Filter these entries so that only lines with the word "явления" remain.

**** Extracted entries ****

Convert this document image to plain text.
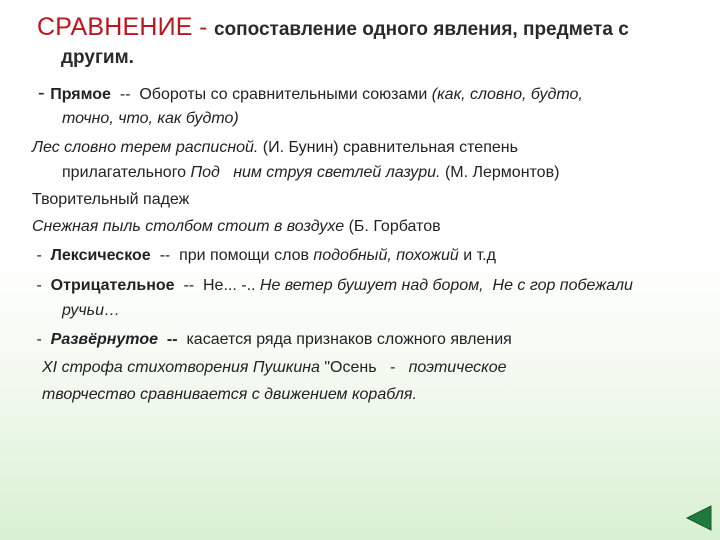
СРАВНЕНИЕ - сопоставление одного явления, предмета с
другим.
- Прямое  --  Обороты со сравнительными союзами (как, словно, будто,
точно, что, как будто)
Лес словно терем расписной. (И. Бунин) сравнительная степень
прилагательного Под   ним струя светлей лазури. (М. Лермонтов)
Творительный падеж
Снежная пыль столбом стоит в воздухе (Б. Горбатов
-  Лексическое  --  при помощи слов подобный, похожий и т.д
-  Отрицательное  --  Не... -.. Не ветер бушует над бором,  Не с гор побежали
ручьи…
-  Развёрнутое  --  касается ряда признаков сложного явления
XI строфа стихотворения Пушкина "Осень   -   поэтическое
творчество сравнивается с движением корабля.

****

Worked answer →
СРАВНЕНИЕ - сопоставление одного явления, предмета с
-  Развёрнутое  --  касается ряда признаков сложного явления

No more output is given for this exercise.